>> BEGIN

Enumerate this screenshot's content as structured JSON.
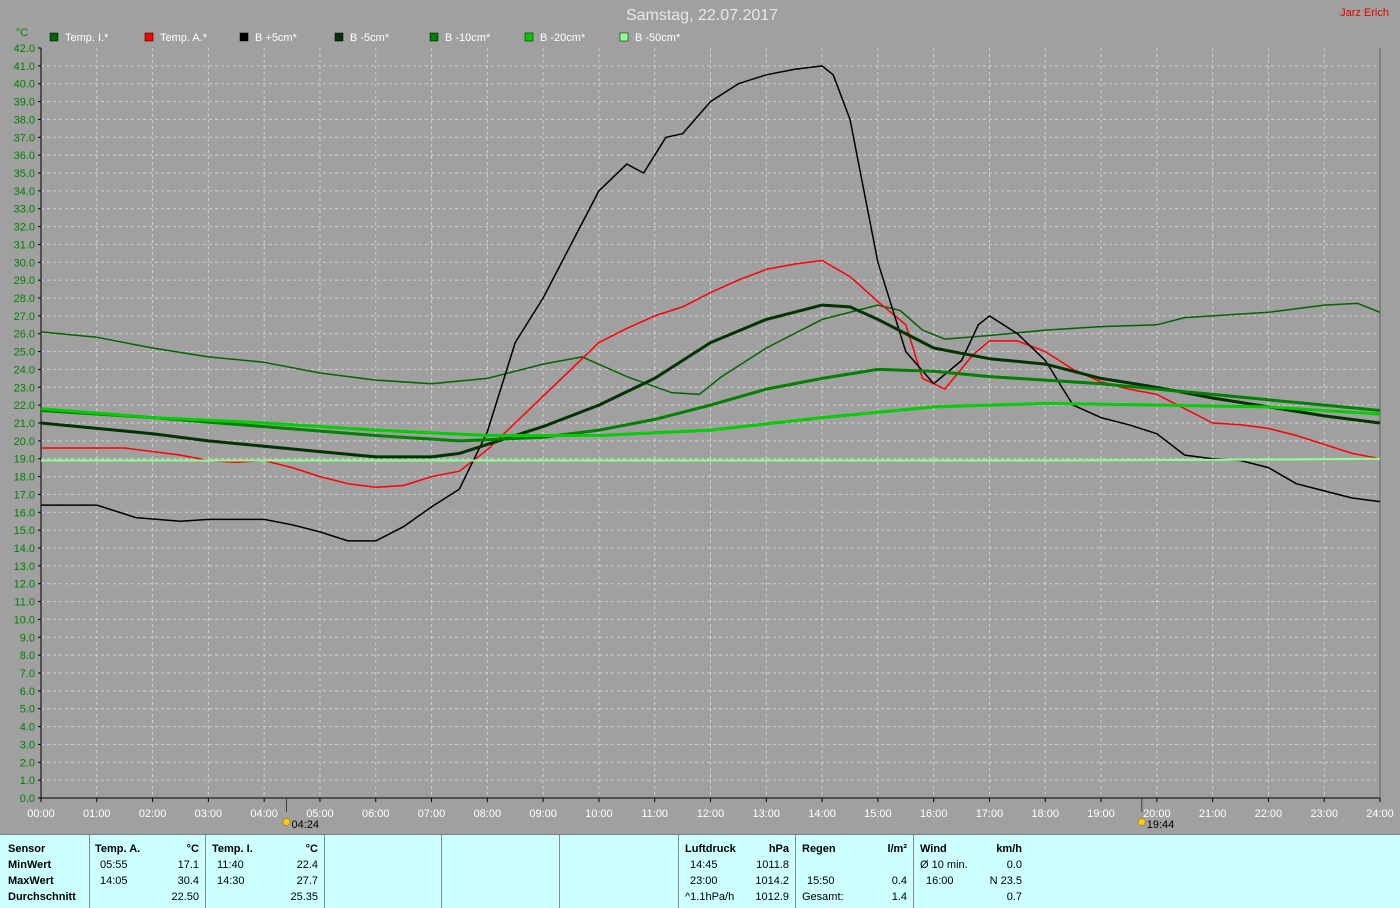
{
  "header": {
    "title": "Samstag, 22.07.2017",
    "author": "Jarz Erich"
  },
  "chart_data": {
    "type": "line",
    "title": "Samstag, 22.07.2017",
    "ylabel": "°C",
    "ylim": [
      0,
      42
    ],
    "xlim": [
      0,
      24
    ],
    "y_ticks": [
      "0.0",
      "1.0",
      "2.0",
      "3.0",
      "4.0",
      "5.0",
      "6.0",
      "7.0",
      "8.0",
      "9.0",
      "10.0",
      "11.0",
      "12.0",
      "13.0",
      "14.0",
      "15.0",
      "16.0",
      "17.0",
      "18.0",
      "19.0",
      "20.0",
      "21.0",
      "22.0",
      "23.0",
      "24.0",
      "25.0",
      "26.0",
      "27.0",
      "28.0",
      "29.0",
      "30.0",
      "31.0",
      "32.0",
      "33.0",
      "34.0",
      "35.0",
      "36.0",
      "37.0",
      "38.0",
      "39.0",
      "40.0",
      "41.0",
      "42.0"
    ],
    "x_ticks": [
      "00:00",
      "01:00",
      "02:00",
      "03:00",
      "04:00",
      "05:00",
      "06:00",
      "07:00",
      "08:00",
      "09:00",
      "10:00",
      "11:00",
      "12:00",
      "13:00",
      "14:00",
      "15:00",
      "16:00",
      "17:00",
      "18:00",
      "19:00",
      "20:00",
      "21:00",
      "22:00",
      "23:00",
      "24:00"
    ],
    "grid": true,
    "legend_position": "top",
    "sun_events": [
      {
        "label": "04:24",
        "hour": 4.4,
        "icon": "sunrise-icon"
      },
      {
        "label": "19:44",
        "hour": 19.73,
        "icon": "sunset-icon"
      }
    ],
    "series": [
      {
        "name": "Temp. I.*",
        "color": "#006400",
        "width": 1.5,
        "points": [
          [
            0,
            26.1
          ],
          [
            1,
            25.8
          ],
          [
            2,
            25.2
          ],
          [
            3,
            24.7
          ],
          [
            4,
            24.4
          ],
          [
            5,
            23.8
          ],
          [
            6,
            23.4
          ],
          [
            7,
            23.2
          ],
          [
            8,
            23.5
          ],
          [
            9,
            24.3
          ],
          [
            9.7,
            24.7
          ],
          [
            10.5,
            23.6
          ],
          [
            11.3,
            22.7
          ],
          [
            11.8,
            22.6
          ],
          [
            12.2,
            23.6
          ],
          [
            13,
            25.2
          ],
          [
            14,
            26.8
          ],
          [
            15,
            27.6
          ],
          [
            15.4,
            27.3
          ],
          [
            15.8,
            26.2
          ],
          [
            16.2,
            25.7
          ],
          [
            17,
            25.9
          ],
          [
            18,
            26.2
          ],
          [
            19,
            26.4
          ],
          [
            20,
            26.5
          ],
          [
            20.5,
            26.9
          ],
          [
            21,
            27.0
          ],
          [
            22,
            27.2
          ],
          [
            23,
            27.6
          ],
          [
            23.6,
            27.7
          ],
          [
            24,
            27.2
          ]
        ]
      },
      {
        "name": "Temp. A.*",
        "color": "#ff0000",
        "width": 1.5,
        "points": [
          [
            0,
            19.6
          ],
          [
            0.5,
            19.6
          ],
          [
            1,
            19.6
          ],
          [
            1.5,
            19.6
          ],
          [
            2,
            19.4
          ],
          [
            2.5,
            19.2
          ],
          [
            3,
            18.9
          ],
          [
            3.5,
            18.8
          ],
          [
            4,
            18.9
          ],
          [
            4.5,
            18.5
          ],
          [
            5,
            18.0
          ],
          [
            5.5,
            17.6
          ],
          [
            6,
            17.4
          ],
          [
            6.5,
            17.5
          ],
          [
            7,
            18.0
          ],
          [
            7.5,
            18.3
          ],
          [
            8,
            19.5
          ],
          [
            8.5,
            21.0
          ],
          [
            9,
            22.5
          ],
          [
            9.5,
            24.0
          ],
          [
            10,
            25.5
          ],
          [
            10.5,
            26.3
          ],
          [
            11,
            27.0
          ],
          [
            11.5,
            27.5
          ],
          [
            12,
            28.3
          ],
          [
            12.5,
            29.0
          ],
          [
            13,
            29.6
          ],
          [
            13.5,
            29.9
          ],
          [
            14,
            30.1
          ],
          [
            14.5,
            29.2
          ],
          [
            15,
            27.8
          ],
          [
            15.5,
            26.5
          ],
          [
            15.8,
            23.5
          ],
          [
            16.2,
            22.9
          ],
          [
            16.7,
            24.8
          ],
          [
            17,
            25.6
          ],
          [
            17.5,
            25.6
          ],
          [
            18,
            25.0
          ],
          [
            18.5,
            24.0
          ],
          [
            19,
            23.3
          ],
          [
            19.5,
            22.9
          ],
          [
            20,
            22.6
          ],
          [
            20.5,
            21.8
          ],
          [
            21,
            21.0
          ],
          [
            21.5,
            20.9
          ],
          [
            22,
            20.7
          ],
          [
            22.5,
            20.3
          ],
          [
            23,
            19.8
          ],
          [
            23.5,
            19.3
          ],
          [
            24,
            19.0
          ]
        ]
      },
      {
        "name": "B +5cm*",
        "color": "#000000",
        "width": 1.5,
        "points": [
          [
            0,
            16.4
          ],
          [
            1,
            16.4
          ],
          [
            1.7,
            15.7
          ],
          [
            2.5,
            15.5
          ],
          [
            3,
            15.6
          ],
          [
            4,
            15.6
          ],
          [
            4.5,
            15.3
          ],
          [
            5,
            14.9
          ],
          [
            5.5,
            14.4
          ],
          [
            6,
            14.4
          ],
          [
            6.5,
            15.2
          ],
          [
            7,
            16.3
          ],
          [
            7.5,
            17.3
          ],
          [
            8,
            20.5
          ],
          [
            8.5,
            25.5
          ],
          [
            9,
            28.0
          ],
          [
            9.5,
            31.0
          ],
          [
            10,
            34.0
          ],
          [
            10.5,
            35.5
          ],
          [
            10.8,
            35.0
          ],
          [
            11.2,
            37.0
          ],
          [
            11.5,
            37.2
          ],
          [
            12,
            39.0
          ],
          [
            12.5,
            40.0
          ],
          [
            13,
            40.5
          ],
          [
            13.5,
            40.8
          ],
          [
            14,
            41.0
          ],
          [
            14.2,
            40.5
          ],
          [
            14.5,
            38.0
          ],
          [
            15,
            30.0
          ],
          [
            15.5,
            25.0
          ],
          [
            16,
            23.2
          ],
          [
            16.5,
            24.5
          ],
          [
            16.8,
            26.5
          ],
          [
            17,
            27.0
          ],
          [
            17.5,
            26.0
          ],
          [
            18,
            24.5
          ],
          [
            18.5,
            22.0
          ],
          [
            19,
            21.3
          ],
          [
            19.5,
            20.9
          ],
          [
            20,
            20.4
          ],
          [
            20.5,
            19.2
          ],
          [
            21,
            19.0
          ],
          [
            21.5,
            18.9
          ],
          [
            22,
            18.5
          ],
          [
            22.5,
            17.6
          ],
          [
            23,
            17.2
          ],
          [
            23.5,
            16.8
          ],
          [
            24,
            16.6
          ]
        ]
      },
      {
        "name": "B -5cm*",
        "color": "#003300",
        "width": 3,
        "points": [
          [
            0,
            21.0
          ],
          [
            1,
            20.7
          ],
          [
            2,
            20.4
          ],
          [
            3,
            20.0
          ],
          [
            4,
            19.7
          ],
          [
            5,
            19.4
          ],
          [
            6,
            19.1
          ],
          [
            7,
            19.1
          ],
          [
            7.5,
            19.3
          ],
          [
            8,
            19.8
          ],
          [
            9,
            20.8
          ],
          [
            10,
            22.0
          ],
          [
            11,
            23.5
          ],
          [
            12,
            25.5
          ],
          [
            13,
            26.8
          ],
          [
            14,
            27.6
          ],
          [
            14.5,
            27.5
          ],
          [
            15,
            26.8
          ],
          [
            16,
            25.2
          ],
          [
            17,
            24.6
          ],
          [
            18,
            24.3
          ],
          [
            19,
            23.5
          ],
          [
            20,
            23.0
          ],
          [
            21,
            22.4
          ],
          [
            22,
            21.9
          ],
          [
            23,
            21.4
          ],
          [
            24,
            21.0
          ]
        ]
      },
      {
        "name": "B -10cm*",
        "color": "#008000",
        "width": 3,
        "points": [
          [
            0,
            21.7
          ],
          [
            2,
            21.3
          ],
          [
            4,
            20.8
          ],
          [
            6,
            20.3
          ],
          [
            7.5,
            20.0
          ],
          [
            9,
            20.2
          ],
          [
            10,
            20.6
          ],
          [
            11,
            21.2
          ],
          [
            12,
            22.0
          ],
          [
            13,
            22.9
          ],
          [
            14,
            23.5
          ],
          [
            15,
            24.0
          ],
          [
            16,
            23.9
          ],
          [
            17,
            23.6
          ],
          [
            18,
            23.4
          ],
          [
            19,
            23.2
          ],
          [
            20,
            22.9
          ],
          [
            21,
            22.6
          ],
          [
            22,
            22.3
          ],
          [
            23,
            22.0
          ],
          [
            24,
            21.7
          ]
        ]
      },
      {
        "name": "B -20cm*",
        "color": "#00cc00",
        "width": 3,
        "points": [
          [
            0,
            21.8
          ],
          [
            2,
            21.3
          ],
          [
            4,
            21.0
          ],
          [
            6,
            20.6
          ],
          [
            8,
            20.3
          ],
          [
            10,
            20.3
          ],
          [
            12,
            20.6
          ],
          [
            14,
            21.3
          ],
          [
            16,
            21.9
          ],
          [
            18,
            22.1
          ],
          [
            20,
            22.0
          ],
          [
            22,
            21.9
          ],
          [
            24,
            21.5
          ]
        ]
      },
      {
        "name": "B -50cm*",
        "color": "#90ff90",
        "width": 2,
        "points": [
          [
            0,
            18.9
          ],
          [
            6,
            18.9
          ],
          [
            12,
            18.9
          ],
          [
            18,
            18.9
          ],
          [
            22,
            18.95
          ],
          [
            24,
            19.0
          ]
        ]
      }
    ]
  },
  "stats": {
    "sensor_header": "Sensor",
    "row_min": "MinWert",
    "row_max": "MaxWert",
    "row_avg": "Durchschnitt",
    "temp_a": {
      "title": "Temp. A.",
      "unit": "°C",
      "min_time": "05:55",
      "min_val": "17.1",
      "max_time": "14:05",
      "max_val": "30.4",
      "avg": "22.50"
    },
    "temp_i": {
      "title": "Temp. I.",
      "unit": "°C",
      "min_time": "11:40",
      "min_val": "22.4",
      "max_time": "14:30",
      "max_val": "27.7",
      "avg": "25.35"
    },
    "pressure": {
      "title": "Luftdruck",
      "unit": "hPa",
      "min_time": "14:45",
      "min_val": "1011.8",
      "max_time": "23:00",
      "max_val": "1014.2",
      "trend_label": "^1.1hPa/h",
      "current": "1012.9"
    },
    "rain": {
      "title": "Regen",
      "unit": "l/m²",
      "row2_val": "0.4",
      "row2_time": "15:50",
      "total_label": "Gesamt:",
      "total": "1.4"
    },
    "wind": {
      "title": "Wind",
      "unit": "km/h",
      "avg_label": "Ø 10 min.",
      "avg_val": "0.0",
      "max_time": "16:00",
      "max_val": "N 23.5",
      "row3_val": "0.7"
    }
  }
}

>> END

* _What to work on_: Show all lines in the entries above where the string "name" appears.

* _Result below_:
        "name": "Temp. I.*",
        "name": "Temp. A.*",
        "name": "B +5cm*",
        "name": "B -5cm*",
        "name": "B -10cm*",
        "name": "B -20cm*",
        "name": "B -50cm*",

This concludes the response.